EXERCISE DETAILS – Gather up the lines that contain "name".

Chart and figure data:
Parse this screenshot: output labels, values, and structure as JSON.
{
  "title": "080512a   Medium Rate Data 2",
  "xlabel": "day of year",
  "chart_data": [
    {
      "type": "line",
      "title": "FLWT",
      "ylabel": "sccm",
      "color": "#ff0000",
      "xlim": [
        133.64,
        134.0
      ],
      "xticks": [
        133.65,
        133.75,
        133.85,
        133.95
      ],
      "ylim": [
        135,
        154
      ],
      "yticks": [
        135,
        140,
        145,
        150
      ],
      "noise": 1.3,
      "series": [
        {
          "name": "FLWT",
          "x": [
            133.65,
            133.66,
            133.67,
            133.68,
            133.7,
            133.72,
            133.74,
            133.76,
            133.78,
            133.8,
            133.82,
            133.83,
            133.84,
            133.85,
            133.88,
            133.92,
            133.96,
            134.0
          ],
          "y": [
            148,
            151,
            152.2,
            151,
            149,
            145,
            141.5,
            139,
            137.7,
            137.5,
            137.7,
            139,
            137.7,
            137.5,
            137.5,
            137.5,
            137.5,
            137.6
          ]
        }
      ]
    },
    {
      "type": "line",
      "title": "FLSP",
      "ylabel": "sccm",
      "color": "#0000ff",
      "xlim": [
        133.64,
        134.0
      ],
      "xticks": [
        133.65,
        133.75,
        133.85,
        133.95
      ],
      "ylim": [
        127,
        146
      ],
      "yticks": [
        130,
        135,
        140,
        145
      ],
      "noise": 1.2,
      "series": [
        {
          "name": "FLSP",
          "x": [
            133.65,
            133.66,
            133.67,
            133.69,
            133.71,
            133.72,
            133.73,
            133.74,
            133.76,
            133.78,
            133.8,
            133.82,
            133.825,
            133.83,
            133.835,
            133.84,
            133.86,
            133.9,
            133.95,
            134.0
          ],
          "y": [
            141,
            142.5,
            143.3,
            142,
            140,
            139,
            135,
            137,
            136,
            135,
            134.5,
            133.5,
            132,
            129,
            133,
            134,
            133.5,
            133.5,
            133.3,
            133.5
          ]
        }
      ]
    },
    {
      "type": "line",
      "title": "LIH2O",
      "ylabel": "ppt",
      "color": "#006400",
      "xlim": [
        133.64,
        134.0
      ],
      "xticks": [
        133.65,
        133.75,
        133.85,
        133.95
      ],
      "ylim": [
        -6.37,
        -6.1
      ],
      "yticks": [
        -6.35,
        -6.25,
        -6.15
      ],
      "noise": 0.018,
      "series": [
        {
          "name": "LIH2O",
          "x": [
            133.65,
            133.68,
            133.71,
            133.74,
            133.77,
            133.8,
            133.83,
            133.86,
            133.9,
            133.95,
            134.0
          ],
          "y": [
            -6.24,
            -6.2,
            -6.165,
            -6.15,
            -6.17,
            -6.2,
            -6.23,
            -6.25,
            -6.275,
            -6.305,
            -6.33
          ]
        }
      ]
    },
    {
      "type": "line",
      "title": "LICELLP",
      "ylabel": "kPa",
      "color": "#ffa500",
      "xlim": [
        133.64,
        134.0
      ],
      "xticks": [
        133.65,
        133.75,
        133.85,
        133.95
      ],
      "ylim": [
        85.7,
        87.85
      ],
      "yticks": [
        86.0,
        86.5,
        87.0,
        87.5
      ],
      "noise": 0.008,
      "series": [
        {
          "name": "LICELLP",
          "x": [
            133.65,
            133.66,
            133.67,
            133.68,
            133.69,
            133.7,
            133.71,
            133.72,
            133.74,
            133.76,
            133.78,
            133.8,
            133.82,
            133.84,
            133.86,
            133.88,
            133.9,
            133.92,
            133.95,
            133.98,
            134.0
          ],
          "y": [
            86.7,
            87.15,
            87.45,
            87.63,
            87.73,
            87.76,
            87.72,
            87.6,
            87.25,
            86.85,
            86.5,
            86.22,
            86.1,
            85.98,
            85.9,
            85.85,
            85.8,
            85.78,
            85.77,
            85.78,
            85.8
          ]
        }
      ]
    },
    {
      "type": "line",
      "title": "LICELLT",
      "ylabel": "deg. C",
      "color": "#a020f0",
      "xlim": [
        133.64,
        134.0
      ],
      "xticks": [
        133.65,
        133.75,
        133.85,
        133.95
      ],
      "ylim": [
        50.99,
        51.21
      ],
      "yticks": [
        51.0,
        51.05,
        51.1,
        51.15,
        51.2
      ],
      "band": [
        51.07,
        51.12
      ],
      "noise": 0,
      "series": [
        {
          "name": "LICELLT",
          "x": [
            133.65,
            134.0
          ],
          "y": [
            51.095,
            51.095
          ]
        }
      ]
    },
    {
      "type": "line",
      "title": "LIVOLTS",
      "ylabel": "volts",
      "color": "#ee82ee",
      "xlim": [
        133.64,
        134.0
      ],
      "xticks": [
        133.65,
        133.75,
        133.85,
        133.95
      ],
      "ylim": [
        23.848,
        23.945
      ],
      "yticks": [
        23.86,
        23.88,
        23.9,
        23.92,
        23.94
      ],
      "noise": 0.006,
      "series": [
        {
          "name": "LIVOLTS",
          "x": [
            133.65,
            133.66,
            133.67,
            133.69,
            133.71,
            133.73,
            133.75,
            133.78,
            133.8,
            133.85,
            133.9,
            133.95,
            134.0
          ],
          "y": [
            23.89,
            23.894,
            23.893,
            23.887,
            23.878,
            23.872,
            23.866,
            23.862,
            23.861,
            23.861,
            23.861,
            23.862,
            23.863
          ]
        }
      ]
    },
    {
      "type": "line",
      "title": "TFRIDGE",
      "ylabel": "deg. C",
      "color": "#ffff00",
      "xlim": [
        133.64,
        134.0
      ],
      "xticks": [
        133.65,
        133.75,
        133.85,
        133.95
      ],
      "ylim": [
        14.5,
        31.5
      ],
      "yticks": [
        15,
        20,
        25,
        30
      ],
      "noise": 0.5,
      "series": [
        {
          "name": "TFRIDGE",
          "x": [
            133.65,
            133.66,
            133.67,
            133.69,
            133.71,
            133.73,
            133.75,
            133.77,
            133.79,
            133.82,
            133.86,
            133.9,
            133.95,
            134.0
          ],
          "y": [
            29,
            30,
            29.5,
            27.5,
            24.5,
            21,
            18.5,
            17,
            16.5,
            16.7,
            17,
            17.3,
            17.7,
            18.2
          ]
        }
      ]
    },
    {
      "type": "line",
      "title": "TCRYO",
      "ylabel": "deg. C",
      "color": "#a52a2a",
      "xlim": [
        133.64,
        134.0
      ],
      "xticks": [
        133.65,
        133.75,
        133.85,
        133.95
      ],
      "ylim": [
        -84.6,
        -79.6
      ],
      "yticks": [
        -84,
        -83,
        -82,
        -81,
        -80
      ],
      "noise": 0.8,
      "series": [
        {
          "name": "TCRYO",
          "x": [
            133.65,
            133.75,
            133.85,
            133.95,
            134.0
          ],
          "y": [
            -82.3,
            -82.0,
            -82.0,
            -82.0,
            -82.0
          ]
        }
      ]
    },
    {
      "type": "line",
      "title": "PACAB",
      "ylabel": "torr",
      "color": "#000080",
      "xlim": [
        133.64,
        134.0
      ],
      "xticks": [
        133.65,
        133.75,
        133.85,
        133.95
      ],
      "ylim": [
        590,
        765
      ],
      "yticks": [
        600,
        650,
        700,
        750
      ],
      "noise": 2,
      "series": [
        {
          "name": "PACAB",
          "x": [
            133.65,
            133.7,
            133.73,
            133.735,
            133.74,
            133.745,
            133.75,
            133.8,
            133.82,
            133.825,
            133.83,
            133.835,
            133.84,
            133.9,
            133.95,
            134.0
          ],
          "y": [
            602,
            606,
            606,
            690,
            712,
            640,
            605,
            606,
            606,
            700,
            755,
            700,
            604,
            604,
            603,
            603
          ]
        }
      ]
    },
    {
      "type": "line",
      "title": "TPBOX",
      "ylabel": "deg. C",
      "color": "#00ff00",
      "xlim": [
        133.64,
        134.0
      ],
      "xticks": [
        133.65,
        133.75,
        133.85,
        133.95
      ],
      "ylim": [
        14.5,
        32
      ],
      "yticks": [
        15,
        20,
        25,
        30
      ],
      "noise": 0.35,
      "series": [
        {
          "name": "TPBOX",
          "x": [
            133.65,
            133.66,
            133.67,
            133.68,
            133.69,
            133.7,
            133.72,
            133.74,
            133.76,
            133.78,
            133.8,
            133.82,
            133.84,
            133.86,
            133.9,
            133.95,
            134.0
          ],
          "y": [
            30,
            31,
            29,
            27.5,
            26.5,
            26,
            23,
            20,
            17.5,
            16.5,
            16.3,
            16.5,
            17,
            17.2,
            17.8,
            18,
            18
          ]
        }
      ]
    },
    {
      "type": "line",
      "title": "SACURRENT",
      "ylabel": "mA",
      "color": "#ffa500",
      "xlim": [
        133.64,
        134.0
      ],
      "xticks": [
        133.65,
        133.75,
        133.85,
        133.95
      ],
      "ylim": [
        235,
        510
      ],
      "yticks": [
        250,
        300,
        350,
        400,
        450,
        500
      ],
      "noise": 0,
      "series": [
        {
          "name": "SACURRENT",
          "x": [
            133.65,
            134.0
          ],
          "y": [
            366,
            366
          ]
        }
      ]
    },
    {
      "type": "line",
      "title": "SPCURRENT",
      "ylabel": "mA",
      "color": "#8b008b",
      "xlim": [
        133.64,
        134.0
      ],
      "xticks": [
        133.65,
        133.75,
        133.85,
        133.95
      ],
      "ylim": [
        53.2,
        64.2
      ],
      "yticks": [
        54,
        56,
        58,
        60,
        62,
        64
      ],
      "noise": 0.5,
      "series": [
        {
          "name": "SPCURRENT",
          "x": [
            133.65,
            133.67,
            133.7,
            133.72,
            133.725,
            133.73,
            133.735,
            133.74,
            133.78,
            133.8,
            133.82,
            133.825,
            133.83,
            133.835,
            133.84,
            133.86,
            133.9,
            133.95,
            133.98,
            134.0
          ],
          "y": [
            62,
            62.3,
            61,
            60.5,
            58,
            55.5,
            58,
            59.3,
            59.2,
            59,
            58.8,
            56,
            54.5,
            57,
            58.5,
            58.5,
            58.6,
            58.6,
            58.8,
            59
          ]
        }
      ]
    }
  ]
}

TASK ANSWER –
          "name": "FLWT",
          "name": "FLSP",
          "name": "LIH2O",
          "name": "LICELLP",
          "name": "LICELLT",
          "name": "LIVOLTS",
          "name": "TFRIDGE",
          "name": "TCRYO",
          "name": "PACAB",
          "name": "TPBOX",
          "name": "SACURRENT",
          "name": "SPCURRENT",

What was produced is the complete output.